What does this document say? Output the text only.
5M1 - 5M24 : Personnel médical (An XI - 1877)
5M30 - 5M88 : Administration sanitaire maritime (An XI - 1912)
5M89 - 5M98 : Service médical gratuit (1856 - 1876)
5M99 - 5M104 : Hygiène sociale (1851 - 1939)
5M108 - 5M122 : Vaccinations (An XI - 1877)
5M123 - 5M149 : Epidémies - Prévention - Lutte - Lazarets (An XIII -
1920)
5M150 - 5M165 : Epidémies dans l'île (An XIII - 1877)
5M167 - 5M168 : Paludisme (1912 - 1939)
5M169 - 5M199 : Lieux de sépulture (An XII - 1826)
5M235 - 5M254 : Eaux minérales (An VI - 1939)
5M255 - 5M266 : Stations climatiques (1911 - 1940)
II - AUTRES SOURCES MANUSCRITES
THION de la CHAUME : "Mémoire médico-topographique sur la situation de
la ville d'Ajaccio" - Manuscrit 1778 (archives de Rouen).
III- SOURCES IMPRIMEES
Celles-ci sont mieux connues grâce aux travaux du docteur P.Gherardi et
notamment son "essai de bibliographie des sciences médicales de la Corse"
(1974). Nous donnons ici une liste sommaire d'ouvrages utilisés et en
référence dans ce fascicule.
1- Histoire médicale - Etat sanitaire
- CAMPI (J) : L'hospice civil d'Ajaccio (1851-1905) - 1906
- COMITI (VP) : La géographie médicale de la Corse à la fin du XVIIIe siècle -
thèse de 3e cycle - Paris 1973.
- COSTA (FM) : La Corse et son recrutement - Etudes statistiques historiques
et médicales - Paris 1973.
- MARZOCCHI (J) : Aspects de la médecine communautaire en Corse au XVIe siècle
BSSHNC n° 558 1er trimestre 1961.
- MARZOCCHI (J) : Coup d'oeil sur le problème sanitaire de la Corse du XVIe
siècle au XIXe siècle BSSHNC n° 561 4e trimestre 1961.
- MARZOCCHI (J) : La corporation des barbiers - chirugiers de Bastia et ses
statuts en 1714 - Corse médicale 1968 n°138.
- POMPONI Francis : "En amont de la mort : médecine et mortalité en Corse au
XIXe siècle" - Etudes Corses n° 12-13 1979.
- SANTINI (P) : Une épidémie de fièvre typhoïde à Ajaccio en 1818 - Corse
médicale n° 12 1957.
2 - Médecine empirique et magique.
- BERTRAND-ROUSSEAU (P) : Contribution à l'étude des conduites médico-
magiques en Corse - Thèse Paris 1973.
-------
### PROBLEM
Isolate the lines above that contain the word "dans" and copy them.

### WRITTEN REPLY
5M150 - 5M165 : Epidémies dans l'île (An XIII - 1877)
référence dans ce fascicule.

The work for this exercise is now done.